Reproduce all of the material exactly as shown.

## Begin

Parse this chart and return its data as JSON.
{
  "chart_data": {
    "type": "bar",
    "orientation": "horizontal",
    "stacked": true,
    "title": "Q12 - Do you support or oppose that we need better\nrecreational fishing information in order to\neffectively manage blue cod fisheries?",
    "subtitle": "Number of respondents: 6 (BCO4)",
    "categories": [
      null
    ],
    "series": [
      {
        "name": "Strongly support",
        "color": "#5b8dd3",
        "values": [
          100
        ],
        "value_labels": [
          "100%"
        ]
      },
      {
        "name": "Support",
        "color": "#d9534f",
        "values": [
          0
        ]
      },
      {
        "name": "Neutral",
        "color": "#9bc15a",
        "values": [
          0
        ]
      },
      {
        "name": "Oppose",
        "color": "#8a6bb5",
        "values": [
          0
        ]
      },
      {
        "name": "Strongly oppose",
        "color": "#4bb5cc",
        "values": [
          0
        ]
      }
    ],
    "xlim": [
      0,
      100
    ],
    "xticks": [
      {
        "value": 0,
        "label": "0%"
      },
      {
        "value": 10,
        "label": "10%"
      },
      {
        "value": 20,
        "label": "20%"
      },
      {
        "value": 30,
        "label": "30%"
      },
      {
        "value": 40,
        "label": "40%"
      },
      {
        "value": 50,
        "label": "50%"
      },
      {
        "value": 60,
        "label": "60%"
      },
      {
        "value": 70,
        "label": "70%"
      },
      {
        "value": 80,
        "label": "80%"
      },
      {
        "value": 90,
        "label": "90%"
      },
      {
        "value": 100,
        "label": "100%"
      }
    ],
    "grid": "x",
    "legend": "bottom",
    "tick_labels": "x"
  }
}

## End

- The completed task
Parse this chart and return its data as JSON.
{
  "chart_data": {
    "type": "bar",
    "orientation": "horizontal",
    "stacked": true,
    "title": "Q12 - Do you support or oppose that we need better\nrecreational fishing information in order to\neffectively manage blue cod fisheries?",
    "subtitle": "Number of respondents: 6 (BCO4)",
    "categories": [
      null
    ],
    "series": [
      {
        "name": "Strongly support",
        "color": "#5b8dd3",
        "values": [
          100
        ],
        "value_labels": [
          "100%"
        ]
      },
      {
        "name": "Support",
        "color": "#d9534f",
        "values": [
          0
        ]
      },
      {
        "name": "Neutral",
        "color": "#9bc15a",
        "values": [
          0
        ]
      },
      {
        "name": "Oppose",
        "color": "#8a6bb5",
        "values": [
          0
        ]
      },
      {
        "name": "Strongly oppose",
        "color": "#4bb5cc",
        "values": [
          0
        ]
      }
    ],
    "xlim": [
      0,
      100
    ],
    "xticks": [
      {
        "value": 0,
        "label": "0%"
      },
      {
        "value": 10,
        "label": "10%"
      },
      {
        "value": 20,
        "label": "20%"
      },
      {
        "value": 30,
        "label": "30%"
      },
      {
        "value": 40,
        "label": "40%"
      },
      {
        "value": 50,
        "label": "50%"
      },
      {
        "value": 60,
        "label": "60%"
      },
      {
        "value": 70,
        "label": "70%"
      },
      {
        "value": 80,
        "label": "80%"
      },
      {
        "value": 90,
        "label": "90%"
      },
      {
        "value": 100,
        "label": "100%"
      }
    ],
    "grid": "x",
    "legend": "bottom",
    "tick_labels": "x"
  }
}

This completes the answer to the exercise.